## Exercise requirements
Lift out all lines below that contain "рован".

## Data section
■ ■ ■ ■ ■ ■ ■
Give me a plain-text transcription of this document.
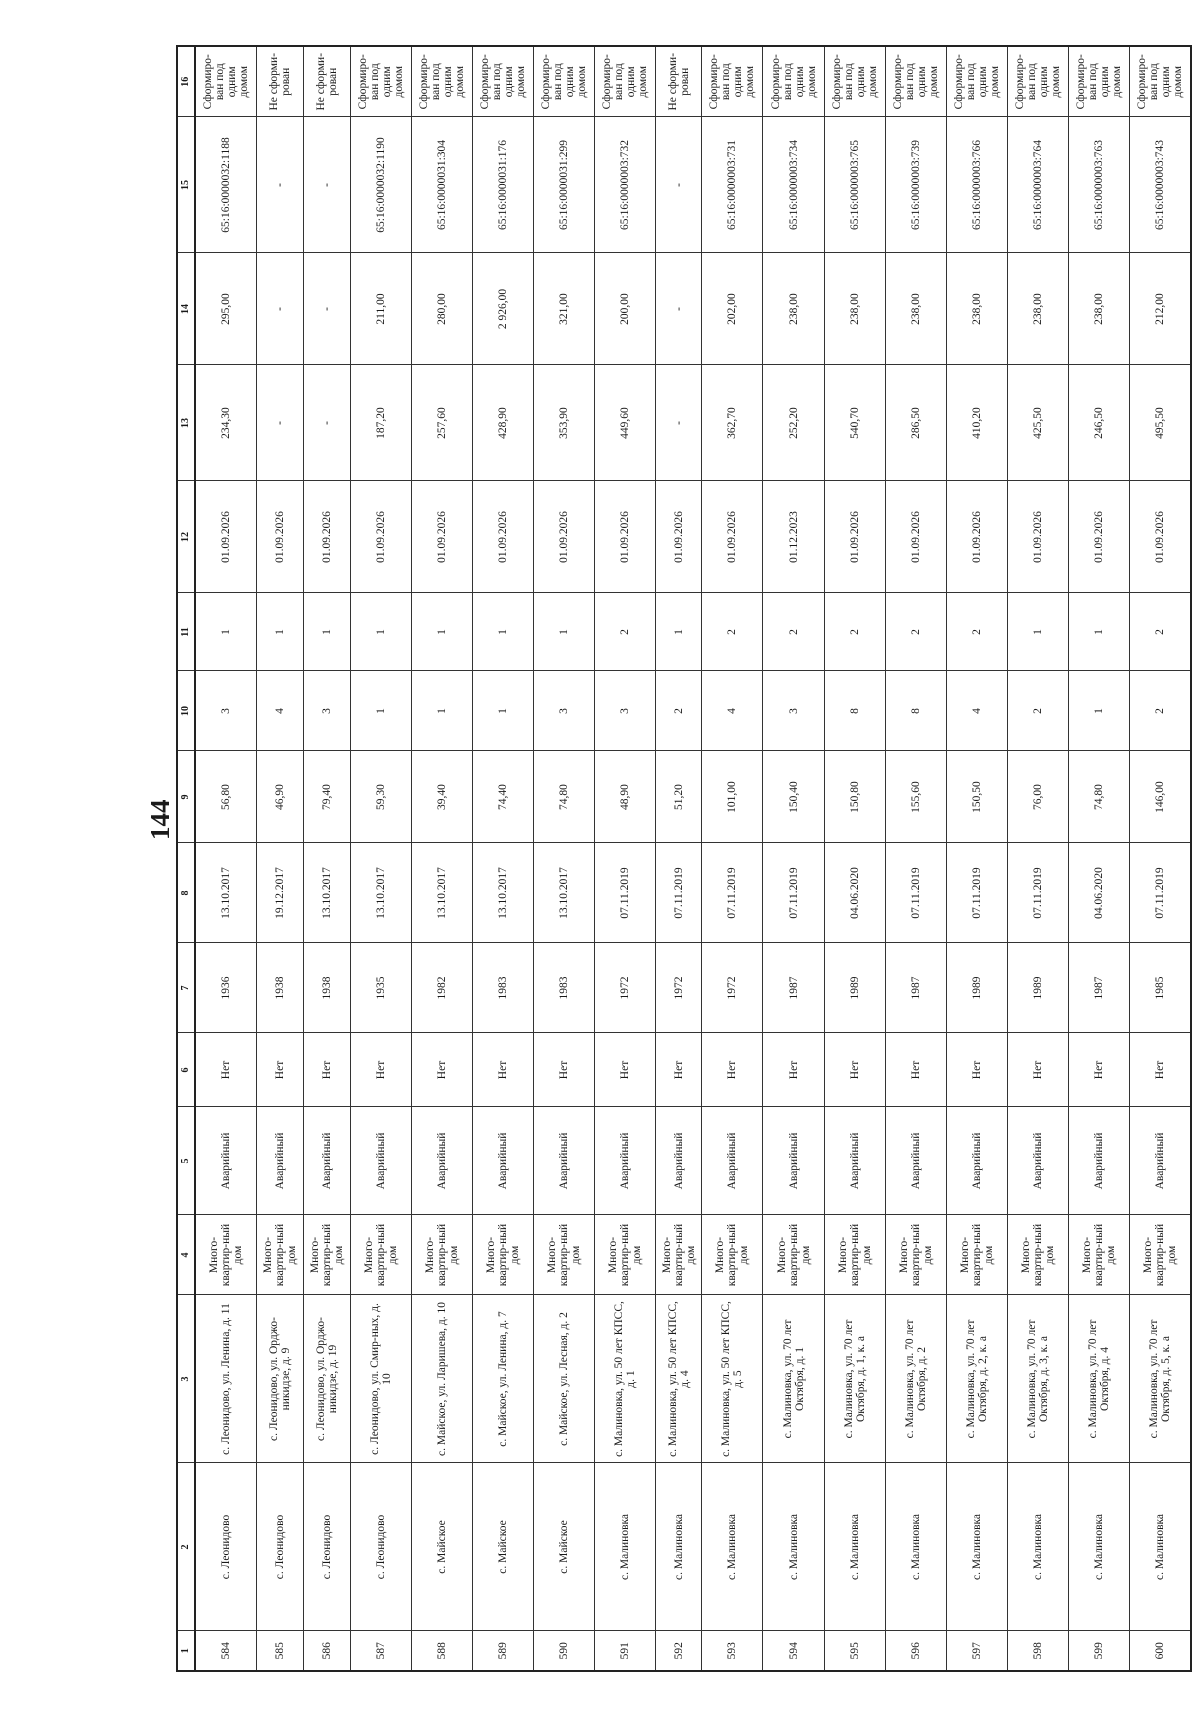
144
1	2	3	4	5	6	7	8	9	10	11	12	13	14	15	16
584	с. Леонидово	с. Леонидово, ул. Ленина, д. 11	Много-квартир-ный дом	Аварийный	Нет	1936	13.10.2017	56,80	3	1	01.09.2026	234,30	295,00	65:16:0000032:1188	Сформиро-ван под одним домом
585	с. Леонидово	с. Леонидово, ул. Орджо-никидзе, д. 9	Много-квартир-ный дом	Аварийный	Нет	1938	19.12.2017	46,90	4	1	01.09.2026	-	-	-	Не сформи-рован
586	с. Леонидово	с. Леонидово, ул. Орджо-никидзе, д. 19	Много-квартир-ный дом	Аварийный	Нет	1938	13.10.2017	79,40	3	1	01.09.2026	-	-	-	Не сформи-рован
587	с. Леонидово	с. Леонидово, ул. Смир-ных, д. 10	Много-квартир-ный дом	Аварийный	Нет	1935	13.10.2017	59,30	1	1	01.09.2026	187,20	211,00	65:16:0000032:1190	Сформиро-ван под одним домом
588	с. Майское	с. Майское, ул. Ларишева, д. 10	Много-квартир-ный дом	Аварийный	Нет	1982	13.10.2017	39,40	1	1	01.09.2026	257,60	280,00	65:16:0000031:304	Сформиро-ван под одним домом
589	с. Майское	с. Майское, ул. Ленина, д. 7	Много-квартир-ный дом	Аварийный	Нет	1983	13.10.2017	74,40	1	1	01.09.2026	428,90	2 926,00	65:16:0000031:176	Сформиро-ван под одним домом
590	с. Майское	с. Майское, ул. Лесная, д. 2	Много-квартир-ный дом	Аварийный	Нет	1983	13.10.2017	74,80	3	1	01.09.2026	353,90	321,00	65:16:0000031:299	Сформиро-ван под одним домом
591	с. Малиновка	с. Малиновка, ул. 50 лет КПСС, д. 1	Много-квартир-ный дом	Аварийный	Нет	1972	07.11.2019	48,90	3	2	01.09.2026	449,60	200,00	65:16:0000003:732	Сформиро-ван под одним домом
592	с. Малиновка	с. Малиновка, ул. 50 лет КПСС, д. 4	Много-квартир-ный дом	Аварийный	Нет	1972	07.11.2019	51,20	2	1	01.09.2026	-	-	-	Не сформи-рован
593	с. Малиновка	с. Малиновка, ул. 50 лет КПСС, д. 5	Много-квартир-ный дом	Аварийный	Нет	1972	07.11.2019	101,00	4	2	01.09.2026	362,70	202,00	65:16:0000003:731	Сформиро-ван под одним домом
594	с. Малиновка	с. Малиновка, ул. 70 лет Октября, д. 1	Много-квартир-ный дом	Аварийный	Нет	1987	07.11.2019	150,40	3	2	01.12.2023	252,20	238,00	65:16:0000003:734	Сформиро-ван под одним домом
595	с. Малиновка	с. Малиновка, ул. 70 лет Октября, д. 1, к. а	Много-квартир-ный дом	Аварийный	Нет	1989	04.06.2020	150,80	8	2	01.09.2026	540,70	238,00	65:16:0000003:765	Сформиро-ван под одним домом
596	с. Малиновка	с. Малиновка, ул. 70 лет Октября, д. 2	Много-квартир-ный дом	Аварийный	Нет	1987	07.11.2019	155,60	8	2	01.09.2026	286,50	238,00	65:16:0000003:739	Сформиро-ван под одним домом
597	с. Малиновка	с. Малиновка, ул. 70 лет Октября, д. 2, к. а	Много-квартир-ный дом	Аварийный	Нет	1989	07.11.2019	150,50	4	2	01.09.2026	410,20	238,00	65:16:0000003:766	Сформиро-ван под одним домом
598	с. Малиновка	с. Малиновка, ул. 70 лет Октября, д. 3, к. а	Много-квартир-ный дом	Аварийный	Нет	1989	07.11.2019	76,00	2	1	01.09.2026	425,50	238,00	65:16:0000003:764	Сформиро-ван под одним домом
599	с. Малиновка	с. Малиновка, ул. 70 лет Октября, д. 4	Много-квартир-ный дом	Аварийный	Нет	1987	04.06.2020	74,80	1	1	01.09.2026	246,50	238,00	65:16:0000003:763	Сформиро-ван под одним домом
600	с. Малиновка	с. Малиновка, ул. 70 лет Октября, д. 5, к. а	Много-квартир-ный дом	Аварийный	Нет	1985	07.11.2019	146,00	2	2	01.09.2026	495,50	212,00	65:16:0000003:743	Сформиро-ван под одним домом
■ ■ ■ ■ ■ ■ ■
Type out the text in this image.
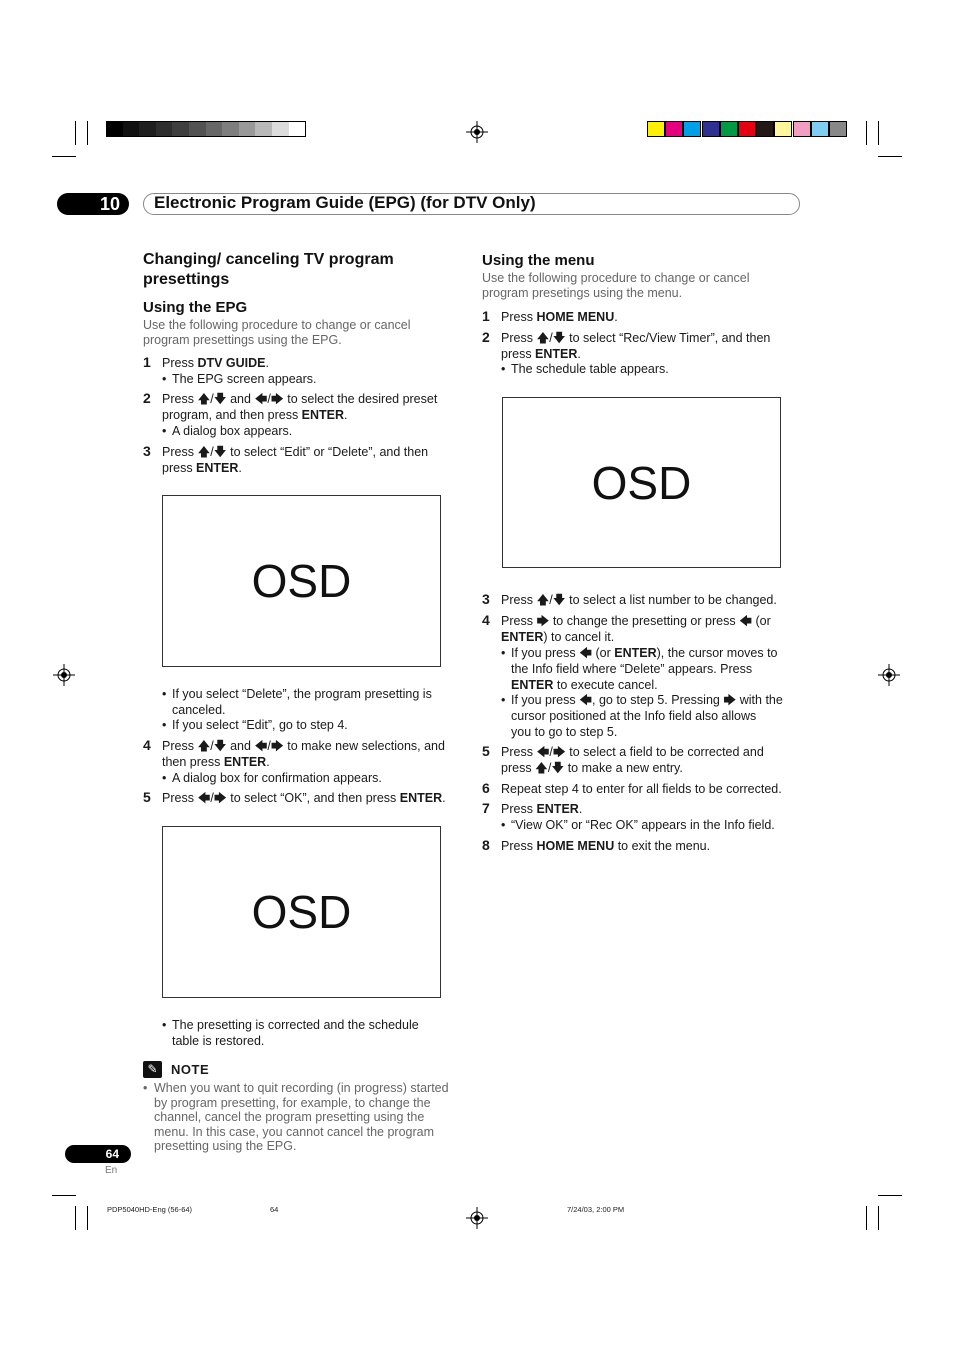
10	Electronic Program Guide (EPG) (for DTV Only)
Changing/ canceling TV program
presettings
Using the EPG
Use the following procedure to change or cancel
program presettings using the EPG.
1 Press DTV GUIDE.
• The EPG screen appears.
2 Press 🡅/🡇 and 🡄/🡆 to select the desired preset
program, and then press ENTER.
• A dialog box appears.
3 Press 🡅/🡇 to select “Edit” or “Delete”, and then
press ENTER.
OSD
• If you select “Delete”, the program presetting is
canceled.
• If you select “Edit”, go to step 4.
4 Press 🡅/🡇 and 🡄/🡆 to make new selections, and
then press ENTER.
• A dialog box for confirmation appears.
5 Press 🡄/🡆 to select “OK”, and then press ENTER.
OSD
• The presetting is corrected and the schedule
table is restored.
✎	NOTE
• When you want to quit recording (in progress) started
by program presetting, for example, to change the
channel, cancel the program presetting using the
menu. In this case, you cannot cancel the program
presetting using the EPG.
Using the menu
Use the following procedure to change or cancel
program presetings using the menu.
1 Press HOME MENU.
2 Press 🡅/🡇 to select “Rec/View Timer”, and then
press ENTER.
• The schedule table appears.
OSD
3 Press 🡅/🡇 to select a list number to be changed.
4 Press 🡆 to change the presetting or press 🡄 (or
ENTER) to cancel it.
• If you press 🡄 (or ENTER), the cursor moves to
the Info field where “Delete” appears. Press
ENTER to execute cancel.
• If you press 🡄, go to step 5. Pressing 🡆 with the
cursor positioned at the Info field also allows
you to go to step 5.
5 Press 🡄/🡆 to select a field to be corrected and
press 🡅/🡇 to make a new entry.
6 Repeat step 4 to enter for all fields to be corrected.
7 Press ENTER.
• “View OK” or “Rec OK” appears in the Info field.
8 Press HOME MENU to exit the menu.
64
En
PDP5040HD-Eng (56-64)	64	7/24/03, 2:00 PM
■ ■ ■ ■ ■ ■ ■
## Exercise result
585	с. Леонидово	с. Леонидово, ул. Орджо-никидзе, д. 9	Много-квартир-ный дом	Аварийный	Нет	1938	19.12.2017	46,90	4	1	01.09.2026	-	-	-	Не сформи-рован
586	с. Леонидово	с. Леонидово, ул. Орджо-никидзе, д. 19	Много-квартир-ный дом	Аварийный	Нет	1938	13.10.2017	79,40	3	1	01.09.2026	-	-	-	Не сформи-рован
592	с. Малиновка	с. Малиновка, ул. 50 лет КПСС, д. 4	Много-квартир-ный дом	Аварийный	Нет	1972	07.11.2019	51,20	2	1	01.09.2026	-	-	-	Не сформи-рован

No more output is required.